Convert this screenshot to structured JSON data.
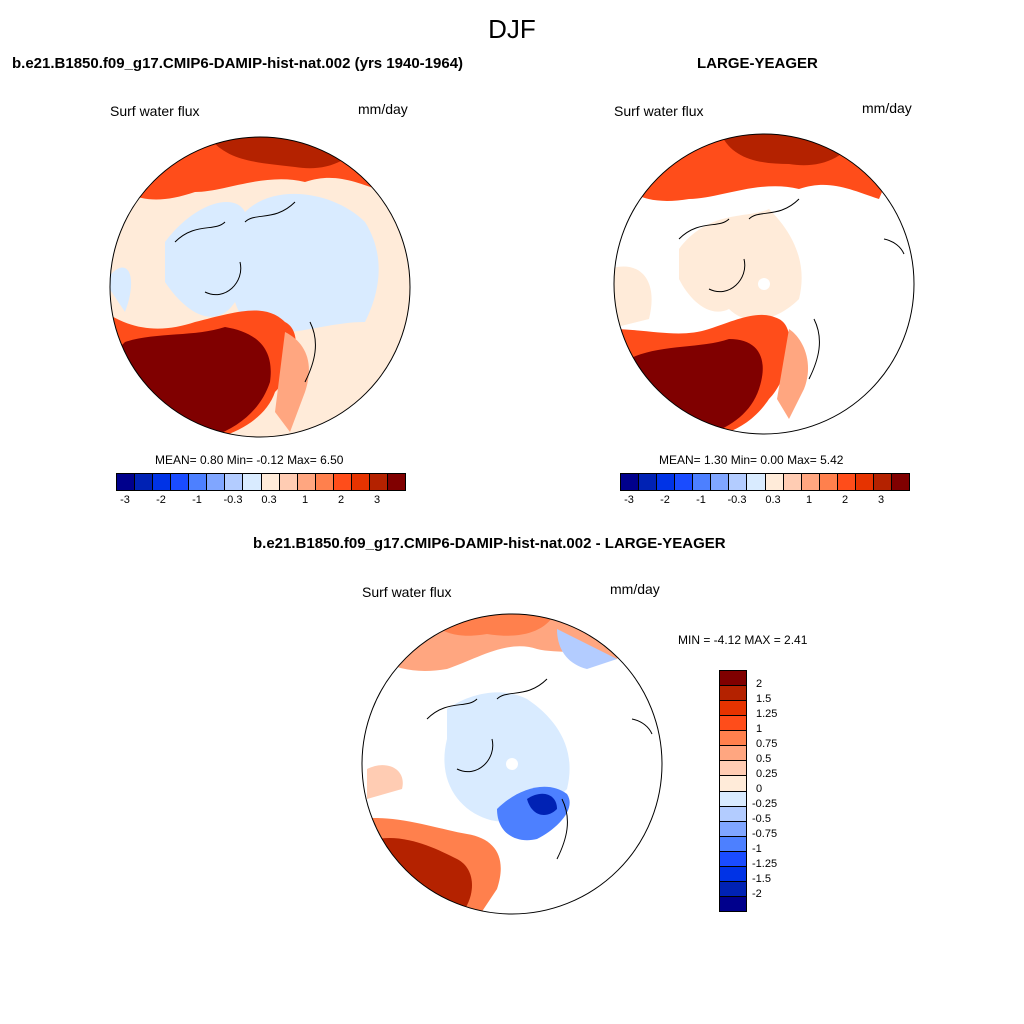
{
  "title": "DJF",
  "colors": [
    "#00008C",
    "#0022B4",
    "#0033E6",
    "#1A4CFF",
    "#4D80FF",
    "#80A6FF",
    "#B3CCFF",
    "#D9EBFF",
    "#FFEBD9",
    "#FFCCB3",
    "#FFA680",
    "#FF804D",
    "#FF4D1A",
    "#E63300",
    "#B42200",
    "#800000"
  ],
  "panels": [
    {
      "title": "b.e21.B1850.f09_g17.CMIP6-DAMIP-hist-nat.002 (yrs 1940-1964)",
      "variable": "Surf water flux",
      "units": "mm/day",
      "stats": "MEAN=   0.80  Min=  -0.12  Max=   6.50"
    },
    {
      "title": "LARGE-YEAGER",
      "variable": "Surf water flux",
      "units": "mm/day",
      "stats": "MEAN=   1.30  Min=   0.00  Max=   5.42"
    },
    {
      "title": "b.e21.B1850.f09_g17.CMIP6-DAMIP-hist-nat.002 - LARGE-YEAGER",
      "variable": "Surf water flux",
      "units": "mm/day",
      "stats": "MIN =  -4.12 MAX =   2.41"
    }
  ],
  "hbar_labels": [
    "-3",
    "-2",
    "-1",
    "-0.3",
    "0.3",
    "1",
    "2",
    "3"
  ],
  "vbar_labels": [
    "2",
    "1.5",
    "1.25",
    "1",
    "0.75",
    "0.5",
    "0.25",
    "0",
    "-0.25",
    "-0.5",
    "-0.75",
    "-1",
    "-1.25",
    "-1.5",
    "-2"
  ]
}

:: Exercise goal ::
Among the lines of the data, identify those with the word "title". Copy each of them.

:: Response below ::
  "title": "DJF",
      "title": "b.e21.B1850.f09_g17.CMIP6-DAMIP-hist-nat.002 (yrs 1940-1964)",
      "title": "LARGE-YEAGER",
      "title": "b.e21.B1850.f09_g17.CMIP6-DAMIP-hist-nat.002 - LARGE-YEAGER",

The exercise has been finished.